## DATA RECORDS
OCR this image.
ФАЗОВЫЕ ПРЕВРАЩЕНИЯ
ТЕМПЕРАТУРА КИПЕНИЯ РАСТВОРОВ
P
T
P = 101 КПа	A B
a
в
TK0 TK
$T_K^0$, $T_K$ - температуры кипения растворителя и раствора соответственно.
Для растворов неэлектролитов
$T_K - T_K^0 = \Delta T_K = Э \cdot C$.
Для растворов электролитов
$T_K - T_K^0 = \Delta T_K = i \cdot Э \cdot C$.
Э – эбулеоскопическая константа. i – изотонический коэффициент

## GOAL
Write out every line of the entries that holds the word "Delta".

## FINISHED ANSWER
$T_K - T_K^0 = \Delta T_K = Э \cdot C$.
$T_K - T_K^0 = \Delta T_K = i \cdot Э \cdot C$.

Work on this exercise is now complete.